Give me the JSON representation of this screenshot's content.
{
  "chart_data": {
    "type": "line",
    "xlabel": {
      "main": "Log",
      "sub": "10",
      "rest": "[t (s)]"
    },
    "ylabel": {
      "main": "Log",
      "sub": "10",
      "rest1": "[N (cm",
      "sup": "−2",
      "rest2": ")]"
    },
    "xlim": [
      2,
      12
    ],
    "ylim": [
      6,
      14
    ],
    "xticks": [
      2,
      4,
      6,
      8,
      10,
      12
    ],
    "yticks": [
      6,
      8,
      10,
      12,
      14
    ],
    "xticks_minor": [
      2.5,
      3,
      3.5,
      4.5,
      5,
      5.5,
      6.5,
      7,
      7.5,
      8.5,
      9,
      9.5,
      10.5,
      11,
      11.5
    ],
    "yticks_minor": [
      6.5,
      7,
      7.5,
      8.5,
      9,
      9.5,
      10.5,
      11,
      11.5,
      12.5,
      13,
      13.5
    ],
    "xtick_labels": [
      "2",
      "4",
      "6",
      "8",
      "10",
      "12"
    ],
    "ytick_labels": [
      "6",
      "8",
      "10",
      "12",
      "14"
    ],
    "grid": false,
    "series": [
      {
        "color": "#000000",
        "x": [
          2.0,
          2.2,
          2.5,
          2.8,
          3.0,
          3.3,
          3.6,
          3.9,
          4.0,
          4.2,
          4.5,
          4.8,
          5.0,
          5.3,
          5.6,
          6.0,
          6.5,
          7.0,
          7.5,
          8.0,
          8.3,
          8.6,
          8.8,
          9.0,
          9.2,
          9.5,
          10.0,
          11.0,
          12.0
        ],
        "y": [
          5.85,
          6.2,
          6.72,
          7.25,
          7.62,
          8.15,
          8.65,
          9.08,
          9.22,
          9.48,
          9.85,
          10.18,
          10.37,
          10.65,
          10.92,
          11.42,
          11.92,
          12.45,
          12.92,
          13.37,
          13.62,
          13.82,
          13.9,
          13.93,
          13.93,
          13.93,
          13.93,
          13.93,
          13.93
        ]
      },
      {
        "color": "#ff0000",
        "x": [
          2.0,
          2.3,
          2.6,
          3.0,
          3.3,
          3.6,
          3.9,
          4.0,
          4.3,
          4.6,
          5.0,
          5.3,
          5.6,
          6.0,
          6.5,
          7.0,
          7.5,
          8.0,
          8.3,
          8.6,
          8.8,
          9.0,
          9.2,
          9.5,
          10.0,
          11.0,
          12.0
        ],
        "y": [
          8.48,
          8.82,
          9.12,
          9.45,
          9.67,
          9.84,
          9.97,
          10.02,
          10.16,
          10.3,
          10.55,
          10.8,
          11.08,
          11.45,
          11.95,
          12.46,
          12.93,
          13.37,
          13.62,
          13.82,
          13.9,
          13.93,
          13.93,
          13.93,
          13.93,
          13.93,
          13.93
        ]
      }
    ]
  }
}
══════
Write out every line exactly as it stands.

Give me the JSON representation of this screenshot's content.
{
  "chart_data": {
    "type": "line",
    "xlabel": {
      "main": "Log",
      "sub": "10",
      "rest": "[t (s)]"
    },
    "ylabel": {
      "main": "Log",
      "sub": "10",
      "rest1": "[N (cm",
      "sup": "−2",
      "rest2": ")]"
    },
    "xlim": [
      2,
      12
    ],
    "ylim": [
      6,
      14
    ],
    "xticks": [
      2,
      4,
      6,
      8,
      10,
      12
    ],
    "yticks": [
      6,
      8,
      10,
      12,
      14
    ],
    "xticks_minor": [
      2.5,
      3,
      3.5,
      4.5,
      5,
      5.5,
      6.5,
      7,
      7.5,
      8.5,
      9,
      9.5,
      10.5,
      11,
      11.5
    ],
    "yticks_minor": [
      6.5,
      7,
      7.5,
      8.5,
      9,
      9.5,
      10.5,
      11,
      11.5,
      12.5,
      13,
      13.5
    ],
    "xtick_labels": [
      "2",
      "4",
      "6",
      "8",
      "10",
      "12"
    ],
    "ytick_labels": [
      "6",
      "8",
      "10",
      "12",
      "14"
    ],
    "grid": false,
    "series": [
      {
        "color": "#000000",
        "x": [
          2.0,
          2.2,
          2.5,
          2.8,
          3.0,
          3.3,
          3.6,
          3.9,
          4.0,
          4.2,
          4.5,
          4.8,
          5.0,
          5.3,
          5.6,
          6.0,
          6.5,
          7.0,
          7.5,
          8.0,
          8.3,
          8.6,
          8.8,
          9.0,
          9.2,
          9.5,
          10.0,
          11.0,
          12.0
        ],
        "y": [
          5.85,
          6.2,
          6.72,
          7.25,
          7.62,
          8.15,
          8.65,
          9.08,
          9.22,
          9.48,
          9.85,
          10.18,
          10.37,
          10.65,
          10.92,
          11.42,
          11.92,
          12.45,
          12.92,
          13.37,
          13.62,
          13.82,
          13.9,
          13.93,
          13.93,
          13.93,
          13.93,
          13.93,
          13.93
        ]
      },
      {
        "color": "#ff0000",
        "x": [
          2.0,
          2.3,
          2.6,
          3.0,
          3.3,
          3.6,
          3.9,
          4.0,
          4.3,
          4.6,
          5.0,
          5.3,
          5.6,
          6.0,
          6.5,
          7.0,
          7.5,
          8.0,
          8.3,
          8.6,
          8.8,
          9.0,
          9.2,
          9.5,
          10.0,
          11.0,
          12.0
        ],
        "y": [
          8.48,
          8.82,
          9.12,
          9.45,
          9.67,
          9.84,
          9.97,
          10.02,
          10.16,
          10.3,
          10.55,
          10.8,
          11.08,
          11.45,
          11.95,
          12.46,
          12.93,
          13.37,
          13.62,
          13.82,
          13.9,
          13.93,
          13.93,
          13.93,
          13.93,
          13.93,
          13.93
        ]
      }
    ]
  }
}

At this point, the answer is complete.